▶ **GIVEN TASK**
Leave the pictures out and transcribe every record exactly.

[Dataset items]

==============================

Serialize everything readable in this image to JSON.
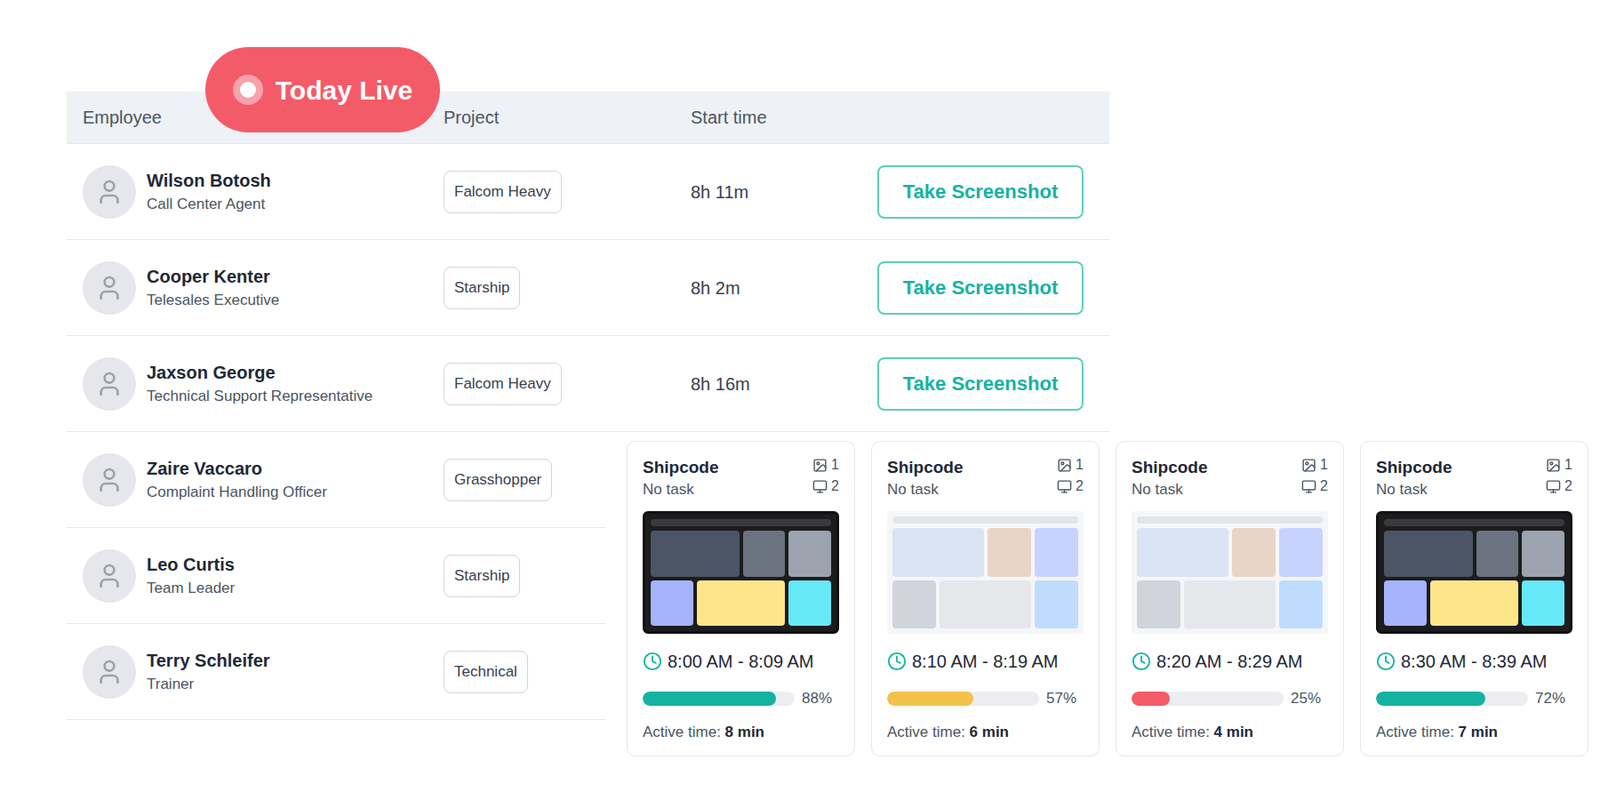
{
  "badge": {
    "label": "Today Live"
  },
  "table": {
    "columns": [
      "Employee",
      "Project",
      "Start time"
    ],
    "rows": [
      {
        "name": "Wilson Botosh",
        "role": "Call Center Agent",
        "project": "Falcom Heavy",
        "start_time": "8h 11m",
        "action": "Take Screenshot"
      },
      {
        "name": "Cooper Kenter",
        "role": "Telesales Executive",
        "project": "Starship",
        "start_time": "8h 2m",
        "action": "Take Screenshot"
      },
      {
        "name": "Jaxson George",
        "role": "Technical Support Representative",
        "project": "Falcom Heavy",
        "start_time": "8h 16m",
        "action": "Take Screenshot"
      },
      {
        "name": "Zaire Vaccaro",
        "role": "Complaint Handling Officer",
        "project": "Grasshopper"
      },
      {
        "name": "Leo Curtis",
        "role": "Team Leader",
        "project": "Starship"
      },
      {
        "name": "Terry Schleifer",
        "role": "Trainer",
        "project": "Technical"
      }
    ]
  },
  "cards": [
    {
      "project": "Shipcode",
      "task": "No task",
      "images": "1",
      "screens": "2",
      "kind": "dark",
      "time": "8:00 AM - 8:09 AM",
      "level": 0.88,
      "percent": "88%",
      "color": "#14b3a1",
      "active_label": "Active time:",
      "active_value": "8 min"
    },
    {
      "project": "Shipcode",
      "task": "No task",
      "images": "1",
      "screens": "2",
      "kind": "light",
      "time": "8:10 AM - 8:19 AM",
      "level": 0.57,
      "percent": "57%",
      "color": "#f2c14a",
      "active_label": "Active time:",
      "active_value": "6 min"
    },
    {
      "project": "Shipcode",
      "task": "No task",
      "images": "1",
      "screens": "2",
      "kind": "light",
      "time": "8:20 AM - 8:29 AM",
      "level": 0.25,
      "percent": "25%",
      "color": "#f45b69",
      "active_label": "Active time:",
      "active_value": "4 min"
    },
    {
      "project": "Shipcode",
      "task": "No task",
      "images": "1",
      "screens": "2",
      "kind": "dark",
      "time": "8:30 AM - 8:39 AM",
      "level": 0.72,
      "percent": "72%",
      "color": "#14b3a1",
      "active_label": "Active time:",
      "active_value": "7 min"
    }
  ]
}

==============================

▶ **RESPONSE TO THE TASK**
Serialize everything readable in this image to JSON.
{
  "badge": {
    "label": "Today Live"
  },
  "table": {
    "columns": [
      "Employee",
      "Project",
      "Start time"
    ],
    "rows": [
      {
        "name": "Wilson Botosh",
        "role": "Call Center Agent",
        "project": "Falcom Heavy",
        "start_time": "8h 11m",
        "action": "Take Screenshot"
      },
      {
        "name": "Cooper Kenter",
        "role": "Telesales Executive",
        "project": "Starship",
        "start_time": "8h 2m",
        "action": "Take Screenshot"
      },
      {
        "name": "Jaxson George",
        "role": "Technical Support Representative",
        "project": "Falcom Heavy",
        "start_time": "8h 16m",
        "action": "Take Screenshot"
      },
      {
        "name": "Zaire Vaccaro",
        "role": "Complaint Handling Officer",
        "project": "Grasshopper"
      },
      {
        "name": "Leo Curtis",
        "role": "Team Leader",
        "project": "Starship"
      },
      {
        "name": "Terry Schleifer",
        "role": "Trainer",
        "project": "Technical"
      }
    ]
  },
  "cards": [
    {
      "project": "Shipcode",
      "task": "No task",
      "images": "1",
      "screens": "2",
      "kind": "dark",
      "time": "8:00 AM - 8:09 AM",
      "level": 0.88,
      "percent": "88%",
      "color": "#14b3a1",
      "active_label": "Active time:",
      "active_value": "8 min"
    },
    {
      "project": "Shipcode",
      "task": "No task",
      "images": "1",
      "screens": "2",
      "kind": "light",
      "time": "8:10 AM - 8:19 AM",
      "level": 0.57,
      "percent": "57%",
      "color": "#f2c14a",
      "active_label": "Active time:",
      "active_value": "6 min"
    },
    {
      "project": "Shipcode",
      "task": "No task",
      "images": "1",
      "screens": "2",
      "kind": "light",
      "time": "8:20 AM - 8:29 AM",
      "level": 0.25,
      "percent": "25%",
      "color": "#f45b69",
      "active_label": "Active time:",
      "active_value": "4 min"
    },
    {
      "project": "Shipcode",
      "task": "No task",
      "images": "1",
      "screens": "2",
      "kind": "dark",
      "time": "8:30 AM - 8:39 AM",
      "level": 0.72,
      "percent": "72%",
      "color": "#14b3a1",
      "active_label": "Active time:",
      "active_value": "7 min"
    }
  ]
}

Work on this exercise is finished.